■ WHAT THE TASK REQUIRES
Only the lines holding the string "命题透析" are needed. Copy each one.

====

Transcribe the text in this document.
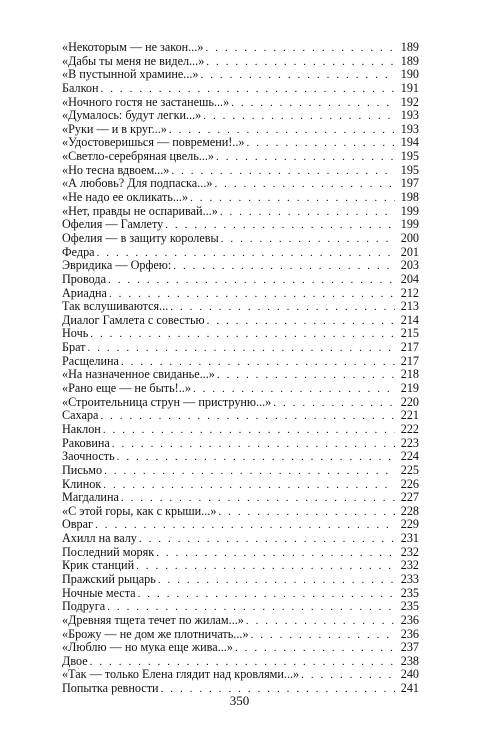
«Некоторым — не закон...» . . .	189
«Дабы ты меня не видел...» . . .	189
«В пустынной храмине...» . . .	190
Балкон . . .	191
«Ночного гостя не застанешь...» . . .	192
«Думалось: будут легки...» . . .	193
«Руки — и в круг...» . . .	193
«Удостоверишься — повремени!..» . . .	194
«Светло-серебряная цвель...» . . .	195
«Но тесна вдвоем...» . . .	195
«А любовь? Для подпаска...» . . .	197
«Не надо ее окликать...» . . .	198
«Нет, правды не оспаривай...» . . .	199
Офелия — Гамлету . . .	199
Офелия — в защиту королевы . . .	200
Федра . . .	201
Эвридика — Орфею: . . .	203
Провода . . .	204
Ариадна . . .	212
Так вслушиваются... . . .	213
Диалог Гамлета с совестью . . .	214
Ночь . . .	215
Брат . . .	217
Расщелина . . .	217
«На назначенное свиданье...» . . .	218
«Рано еще — не быть!..» . . .	219
«Строительница струн — приструню...» . . .	220
Сахара . . .	221
Наклон . . .	222
Раковина . . .	223
Заочность . . .	224
Письмо . . .	225
Клинок . . .	226
Магдалина . . .	227
«С этой горы, как с крыши...» . . .	228
Овраг . . .	229
Ахилл на валу . . .	231
Последний моряк . . .	232
Крик станций . . .	232
Пражский рыцарь . . .	233
Ночные места . . .	235
Подруга . . .	235
«Древняя тщета течет по жилам...» . . .	236
«Брожу — не дом же плотничать...» . . .	236
«Люблю — но мука еще жива...» . . .	237
Двое . . .	238
«Та́к — только Елена глядит над кровлями...» . . .	240
Попытка ревности . . .	241
350
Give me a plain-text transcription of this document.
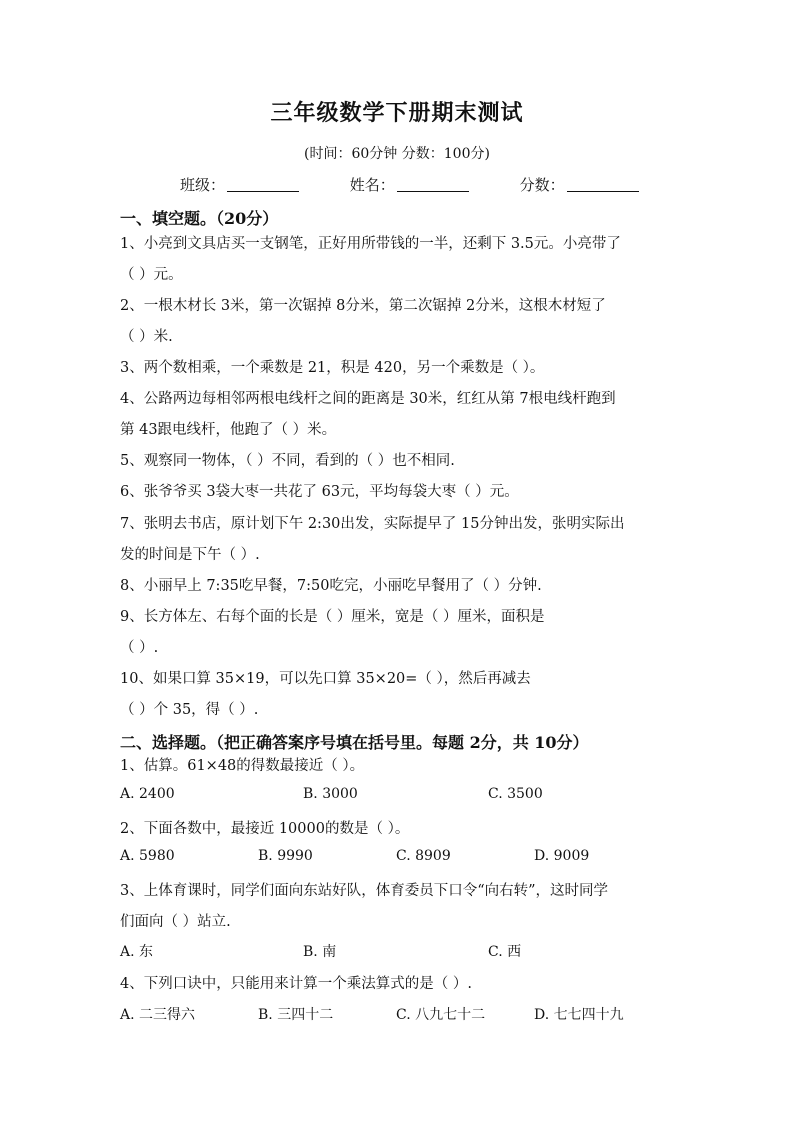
三年级数学下册期末测试
(时间：60分钟 分数：100分)
班级：	姓名：	分数：
一、填空题。（20分）
1、小亮到文具店买一支钢笔，正好用所带钱的一半，还剩下 3.5元。小亮带了
（ ）元。
2、一根木材长 3米，第一次锯掉 8分米，第二次锯掉 2分米，这根木材短了
（ ）米.
3、两个数相乘，一个乘数是 21，积是 420，另一个乘数是（ ）。
4、公路两边每相邻两根电线杆之间的距离是 30米，红红从第 7根电线杆跑到
第 43跟电线杆，他跑了（ ）米。
5、观察同一物体，（ ）不同，看到的（ ）也不相同.
6、张爷爷买 3袋大枣一共花了 63元，平均每袋大枣（ ）元。
7、张明去书店，原计划下午 2:30出发，实际提早了 15分钟出发，张明实际出
发的时间是下午（ ）.
8、小丽早上 7:35吃早餐，7:50吃完，小丽吃早餐用了（ ）分钟.
9、长方体左、右每个面的长是（ ）厘米，宽是（ ）厘米，面积是
（ ）.
10、如果口算 35×19，可以先口算 35×20=（ ），然后再减去
（ ）个 35，得（ ）.
二、选择题。（把正确答案序号填在括号里。每题 2分，共 10分）
1、估算。61×48的得数最接近（ ）。
A. 2400	B. 3000	C. 3500
2、下面各数中，最接近 10000的数是（ ）。
A. 5980	B. 9990	C. 8909	D. 9009
3、上体育课时，同学们面向东站好队，体育委员下口令“向右转”，这时同学
们面向（ ）站立.
A. 东	B. 南	C. 西
4、下列口诀中，只能用来计算一个乘法算式的是（ ）.
A. 二三得六	B. 三四十二	C. 八九七十二	D. 七七四十九
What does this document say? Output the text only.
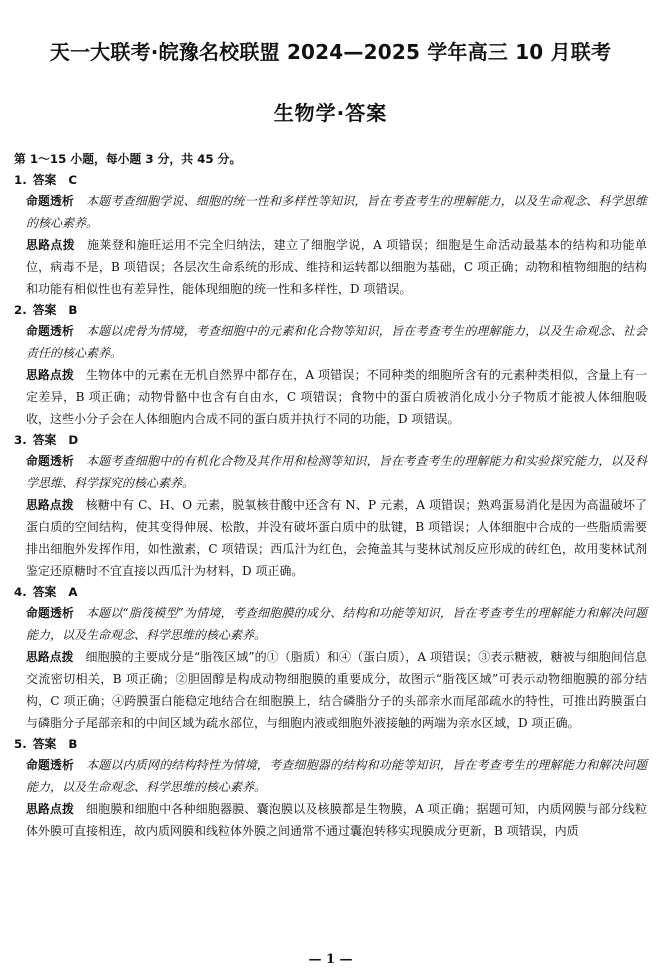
天一大联考·皖豫名校联盟 2024—2025 学年高三 10 月联考
生物学·答案
第 1～15 小题，每小题 3 分，共 45 分。
1. 答案 C
命题透析 本题考查细胞学说、细胞的统一性和多样性等知识，旨在考查考生的理解能力，以及生命观念、科学思维的核心素养。
思路点拨 施莱登和施旺运用不完全归纳法，建立了细胞学说，A 项错误；细胞是生命活动最基本的结构和功能单位，病毒不是，B 项错误；各层次生命系统的形成、维持和运转都以细胞为基础，C 项正确；动物和植物细胞的结构和功能有相似性也有差异性，能体现细胞的统一性和多样性，D 项错误。
2. 答案 B
命题透析 本题以虎骨为情境，考查细胞中的元素和化合物等知识，旨在考查考生的理解能力，以及生命观念、社会责任的核心素养。
思路点拨 生物体中的元素在无机自然界中都存在，A 项错误；不同种类的细胞所含有的元素种类相似，含量上有一定差异，B 项正确；动物骨骼中也含有自由水，C 项错误；食物中的蛋白质被消化成小分子物质才能被人体细胞吸收，这些小分子会在人体细胞内合成不同的蛋白质并执行不同的功能，D 项错误。
3. 答案 D
命题透析 本题考查细胞中的有机化合物及其作用和检测等知识，旨在考查考生的理解能力和实验探究能力，以及科学思维、科学探究的核心素养。
思路点拨 核糖中有 C、H、O 元素，脱氧核苷酸中还含有 N、P 元素，A 项错误；熟鸡蛋易消化是因为高温破坏了蛋白质的空间结构，使其变得伸展、松散，并没有破坏蛋白质中的肽键，B 项错误；人体细胞中合成的一些脂质需要排出细胞外发挥作用，如性激素，C 项错误；西瓜汁为红色，会掩盖其与斐林试剂反应形成的砖红色，故用斐林试剂鉴定还原糖时不宜直接以西瓜汁为材料，D 项正确。
4. 答案 A
命题透析 本题以“脂筏模型”为情境，考查细胞膜的成分、结构和功能等知识，旨在考查考生的理解能力和解决问题能力，以及生命观念、科学思维的核心素养。
思路点拨 细胞膜的主要成分是“脂筏区域”的①（脂质）和④（蛋白质），A 项错误；③表示糖被，糖被与细胞间信息交流密切相关，B 项正确；②胆固醇是构成动物细胞膜的重要成分，故图示“脂筏区域”可表示动物细胞膜的部分结构，C 项正确；④跨膜蛋白能稳定地结合在细胞膜上，结合磷脂分子的头部亲水而尾部疏水的特性，可推出跨膜蛋白与磷脂分子尾部亲和的中间区域为疏水部位，与细胞内液或细胞外液接触的两端为亲水区域，D 项正确。
5. 答案 B
命题透析 本题以内质网的结构特性为情境，考查细胞器的结构和功能等知识，旨在考查考生的理解能力和解决问题能力，以及生命观念、科学思维的核心素养。
思路点拨 细胞膜和细胞中各种细胞器膜、囊泡膜以及核膜都是生物膜，A 项正确；据题可知，内质网膜与部分线粒体外膜可直接相连，故内质网膜和线粒体外膜之间通常不通过囊泡转移实现膜成分更新，B 项错误，内质
— 1 —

====

■ IN RESPONSE
命题透析 本题考查细胞学说、细胞的统一性和多样性等知识，旨在考查考生的理解能力，以及生命观念、科学思维的核心素养。
命题透析 本题以虎骨为情境，考查细胞中的元素和化合物等知识，旨在考查考生的理解能力，以及生命观念、社会责任的核心素养。
命题透析 本题考查细胞中的有机化合物及其作用和检测等知识，旨在考查考生的理解能力和实验探究能力，以及科学思维、科学探究的核心素养。
命题透析 本题以“脂筏模型”为情境，考查细胞膜的成分、结构和功能等知识，旨在考查考生的理解能力和解决问题能力，以及生命观念、科学思维的核心素养。
命题透析 本题以内质网的结构特性为情境，考查细胞器的结构和功能等知识，旨在考查考生的理解能力和解决问题能力，以及生命观念、科学思维的核心素养。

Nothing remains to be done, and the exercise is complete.